▸ What the task asks: In the entries below, find every line with "Novel" and copy it.

▸ Source material:

━━━━

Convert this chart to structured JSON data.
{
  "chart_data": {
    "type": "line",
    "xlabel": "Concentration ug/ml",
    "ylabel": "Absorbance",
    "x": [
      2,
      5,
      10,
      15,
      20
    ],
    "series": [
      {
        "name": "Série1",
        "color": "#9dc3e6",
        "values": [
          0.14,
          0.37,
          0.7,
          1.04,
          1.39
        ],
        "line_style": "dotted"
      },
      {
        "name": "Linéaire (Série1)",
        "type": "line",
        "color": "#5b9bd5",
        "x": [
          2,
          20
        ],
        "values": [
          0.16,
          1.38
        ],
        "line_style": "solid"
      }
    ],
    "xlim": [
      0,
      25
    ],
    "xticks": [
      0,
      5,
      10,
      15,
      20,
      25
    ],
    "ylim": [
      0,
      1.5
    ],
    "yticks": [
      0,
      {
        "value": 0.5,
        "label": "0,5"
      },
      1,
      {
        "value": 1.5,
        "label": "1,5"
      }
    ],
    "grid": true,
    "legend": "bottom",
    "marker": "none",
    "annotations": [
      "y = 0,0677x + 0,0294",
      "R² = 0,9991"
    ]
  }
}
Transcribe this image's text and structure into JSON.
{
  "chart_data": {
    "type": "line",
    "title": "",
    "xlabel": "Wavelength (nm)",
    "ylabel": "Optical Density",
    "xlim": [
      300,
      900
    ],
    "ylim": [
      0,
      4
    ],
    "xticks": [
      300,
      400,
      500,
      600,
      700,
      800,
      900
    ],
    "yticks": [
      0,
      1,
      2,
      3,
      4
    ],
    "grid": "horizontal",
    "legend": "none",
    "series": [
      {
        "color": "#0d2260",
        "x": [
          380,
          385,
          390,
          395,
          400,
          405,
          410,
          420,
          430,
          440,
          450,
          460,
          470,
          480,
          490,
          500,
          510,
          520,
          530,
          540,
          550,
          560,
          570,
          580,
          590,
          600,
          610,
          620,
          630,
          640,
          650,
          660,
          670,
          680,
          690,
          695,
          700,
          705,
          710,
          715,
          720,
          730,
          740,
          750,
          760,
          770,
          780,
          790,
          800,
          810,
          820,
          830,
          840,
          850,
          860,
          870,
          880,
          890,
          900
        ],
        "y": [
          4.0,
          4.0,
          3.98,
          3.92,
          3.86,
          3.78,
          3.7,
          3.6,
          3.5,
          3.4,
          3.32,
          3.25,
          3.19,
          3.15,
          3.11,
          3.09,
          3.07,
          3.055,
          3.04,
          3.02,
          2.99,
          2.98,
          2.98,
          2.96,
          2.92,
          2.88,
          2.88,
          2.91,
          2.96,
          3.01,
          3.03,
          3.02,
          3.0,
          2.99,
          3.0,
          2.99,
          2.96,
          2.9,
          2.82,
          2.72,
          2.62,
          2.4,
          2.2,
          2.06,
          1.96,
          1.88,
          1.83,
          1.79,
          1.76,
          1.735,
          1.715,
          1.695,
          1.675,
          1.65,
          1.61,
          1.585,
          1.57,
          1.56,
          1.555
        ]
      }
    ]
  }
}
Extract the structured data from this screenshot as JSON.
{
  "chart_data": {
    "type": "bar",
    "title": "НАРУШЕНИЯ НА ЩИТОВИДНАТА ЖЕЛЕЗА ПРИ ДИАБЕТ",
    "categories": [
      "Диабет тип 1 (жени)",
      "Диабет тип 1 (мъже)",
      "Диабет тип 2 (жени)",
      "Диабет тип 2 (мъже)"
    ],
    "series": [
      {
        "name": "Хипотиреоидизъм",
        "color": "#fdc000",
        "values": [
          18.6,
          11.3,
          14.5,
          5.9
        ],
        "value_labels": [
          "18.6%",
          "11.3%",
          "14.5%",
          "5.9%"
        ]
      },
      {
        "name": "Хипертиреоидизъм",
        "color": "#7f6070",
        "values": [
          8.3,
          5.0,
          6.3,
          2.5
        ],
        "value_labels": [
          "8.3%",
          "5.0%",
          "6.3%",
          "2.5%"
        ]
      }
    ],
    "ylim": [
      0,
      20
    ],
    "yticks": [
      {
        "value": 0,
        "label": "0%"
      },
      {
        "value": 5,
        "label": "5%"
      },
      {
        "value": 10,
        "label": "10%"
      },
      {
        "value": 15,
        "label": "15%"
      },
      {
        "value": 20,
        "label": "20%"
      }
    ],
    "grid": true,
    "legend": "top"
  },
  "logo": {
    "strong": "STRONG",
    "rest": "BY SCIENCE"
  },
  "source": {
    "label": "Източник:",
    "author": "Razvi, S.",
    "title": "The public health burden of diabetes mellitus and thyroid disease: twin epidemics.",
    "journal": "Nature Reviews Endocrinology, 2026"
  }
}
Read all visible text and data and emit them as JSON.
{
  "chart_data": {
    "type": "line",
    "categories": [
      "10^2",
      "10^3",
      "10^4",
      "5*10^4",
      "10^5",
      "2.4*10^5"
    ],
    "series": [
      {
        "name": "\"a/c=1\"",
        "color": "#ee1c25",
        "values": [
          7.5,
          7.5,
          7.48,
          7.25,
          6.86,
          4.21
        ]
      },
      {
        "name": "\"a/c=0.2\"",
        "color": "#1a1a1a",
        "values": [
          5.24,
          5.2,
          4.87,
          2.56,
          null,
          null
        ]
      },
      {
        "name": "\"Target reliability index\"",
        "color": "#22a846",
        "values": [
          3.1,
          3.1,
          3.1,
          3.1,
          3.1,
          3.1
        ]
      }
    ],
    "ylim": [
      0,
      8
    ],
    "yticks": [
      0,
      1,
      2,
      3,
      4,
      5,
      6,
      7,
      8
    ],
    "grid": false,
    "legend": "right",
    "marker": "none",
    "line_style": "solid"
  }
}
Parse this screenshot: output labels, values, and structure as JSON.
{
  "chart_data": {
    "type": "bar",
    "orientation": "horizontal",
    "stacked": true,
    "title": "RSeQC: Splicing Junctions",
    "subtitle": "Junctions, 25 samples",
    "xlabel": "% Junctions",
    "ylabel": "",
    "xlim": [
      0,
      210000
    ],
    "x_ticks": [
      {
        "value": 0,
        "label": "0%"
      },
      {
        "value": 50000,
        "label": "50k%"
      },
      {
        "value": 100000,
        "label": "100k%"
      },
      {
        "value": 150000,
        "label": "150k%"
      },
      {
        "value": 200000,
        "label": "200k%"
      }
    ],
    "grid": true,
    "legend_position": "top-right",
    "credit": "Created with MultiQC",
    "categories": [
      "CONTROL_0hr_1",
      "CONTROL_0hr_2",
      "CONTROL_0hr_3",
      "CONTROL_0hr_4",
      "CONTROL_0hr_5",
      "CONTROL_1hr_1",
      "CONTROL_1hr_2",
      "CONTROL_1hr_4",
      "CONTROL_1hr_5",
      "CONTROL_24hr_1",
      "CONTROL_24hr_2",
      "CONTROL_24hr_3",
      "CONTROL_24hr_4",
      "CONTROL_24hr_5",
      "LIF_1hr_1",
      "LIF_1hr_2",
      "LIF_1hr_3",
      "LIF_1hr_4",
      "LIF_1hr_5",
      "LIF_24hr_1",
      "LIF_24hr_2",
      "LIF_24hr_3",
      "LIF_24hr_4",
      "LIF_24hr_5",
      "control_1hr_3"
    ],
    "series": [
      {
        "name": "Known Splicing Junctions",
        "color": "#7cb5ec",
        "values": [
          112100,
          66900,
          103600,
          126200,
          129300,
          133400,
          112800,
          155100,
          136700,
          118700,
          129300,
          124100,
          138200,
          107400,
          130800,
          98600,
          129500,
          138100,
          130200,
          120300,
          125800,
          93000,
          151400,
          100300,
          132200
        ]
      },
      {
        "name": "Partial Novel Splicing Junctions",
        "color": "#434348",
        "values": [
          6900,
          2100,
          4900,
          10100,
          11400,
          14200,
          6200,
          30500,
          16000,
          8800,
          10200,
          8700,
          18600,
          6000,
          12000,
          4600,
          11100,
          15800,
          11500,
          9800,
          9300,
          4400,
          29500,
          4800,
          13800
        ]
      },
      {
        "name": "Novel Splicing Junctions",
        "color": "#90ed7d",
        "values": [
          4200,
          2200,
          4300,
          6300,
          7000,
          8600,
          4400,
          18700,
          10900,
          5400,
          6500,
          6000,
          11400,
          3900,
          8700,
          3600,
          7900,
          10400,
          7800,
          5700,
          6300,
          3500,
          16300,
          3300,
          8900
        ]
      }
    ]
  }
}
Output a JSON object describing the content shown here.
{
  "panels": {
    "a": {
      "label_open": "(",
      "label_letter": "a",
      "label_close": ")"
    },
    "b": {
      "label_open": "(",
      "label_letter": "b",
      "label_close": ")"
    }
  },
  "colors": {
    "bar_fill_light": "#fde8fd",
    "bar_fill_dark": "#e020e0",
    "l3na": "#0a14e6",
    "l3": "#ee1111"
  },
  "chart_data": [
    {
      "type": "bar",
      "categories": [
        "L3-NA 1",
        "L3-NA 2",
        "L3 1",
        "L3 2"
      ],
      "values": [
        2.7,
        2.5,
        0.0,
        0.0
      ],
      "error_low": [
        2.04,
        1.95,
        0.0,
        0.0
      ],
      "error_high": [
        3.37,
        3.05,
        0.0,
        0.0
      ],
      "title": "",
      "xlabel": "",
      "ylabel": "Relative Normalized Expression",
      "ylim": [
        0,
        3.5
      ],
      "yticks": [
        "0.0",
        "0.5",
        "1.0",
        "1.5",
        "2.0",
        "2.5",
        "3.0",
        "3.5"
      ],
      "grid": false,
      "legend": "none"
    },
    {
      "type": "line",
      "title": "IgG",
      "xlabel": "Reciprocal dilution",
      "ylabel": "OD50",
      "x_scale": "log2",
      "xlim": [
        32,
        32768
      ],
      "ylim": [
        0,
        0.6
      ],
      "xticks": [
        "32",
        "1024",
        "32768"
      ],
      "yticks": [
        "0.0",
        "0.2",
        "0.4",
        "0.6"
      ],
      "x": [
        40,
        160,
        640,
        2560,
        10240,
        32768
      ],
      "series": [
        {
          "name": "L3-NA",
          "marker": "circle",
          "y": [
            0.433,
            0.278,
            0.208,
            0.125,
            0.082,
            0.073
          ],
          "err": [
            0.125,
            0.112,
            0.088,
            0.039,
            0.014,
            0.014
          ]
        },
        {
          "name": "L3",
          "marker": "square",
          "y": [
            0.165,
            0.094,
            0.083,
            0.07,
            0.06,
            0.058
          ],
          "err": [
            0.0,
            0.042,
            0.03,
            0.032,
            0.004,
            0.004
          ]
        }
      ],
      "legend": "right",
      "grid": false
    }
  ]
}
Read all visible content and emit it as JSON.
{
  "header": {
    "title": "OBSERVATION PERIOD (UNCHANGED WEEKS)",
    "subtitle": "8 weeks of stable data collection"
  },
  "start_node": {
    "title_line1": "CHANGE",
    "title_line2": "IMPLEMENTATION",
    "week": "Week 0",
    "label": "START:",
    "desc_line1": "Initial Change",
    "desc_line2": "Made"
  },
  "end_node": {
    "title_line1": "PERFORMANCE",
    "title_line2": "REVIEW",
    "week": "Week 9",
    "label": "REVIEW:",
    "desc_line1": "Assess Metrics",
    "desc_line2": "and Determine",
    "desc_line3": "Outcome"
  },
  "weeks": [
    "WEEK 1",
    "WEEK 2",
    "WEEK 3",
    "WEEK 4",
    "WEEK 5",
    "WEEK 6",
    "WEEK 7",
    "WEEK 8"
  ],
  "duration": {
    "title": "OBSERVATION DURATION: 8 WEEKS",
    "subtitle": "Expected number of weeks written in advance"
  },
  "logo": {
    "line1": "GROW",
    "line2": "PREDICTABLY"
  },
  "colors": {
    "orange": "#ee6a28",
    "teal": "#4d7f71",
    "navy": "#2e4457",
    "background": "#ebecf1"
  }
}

━━━━

▸ Task output:
        "name": "Partial Novel Splicing Junctions",
        "name": "Novel Splicing Junctions",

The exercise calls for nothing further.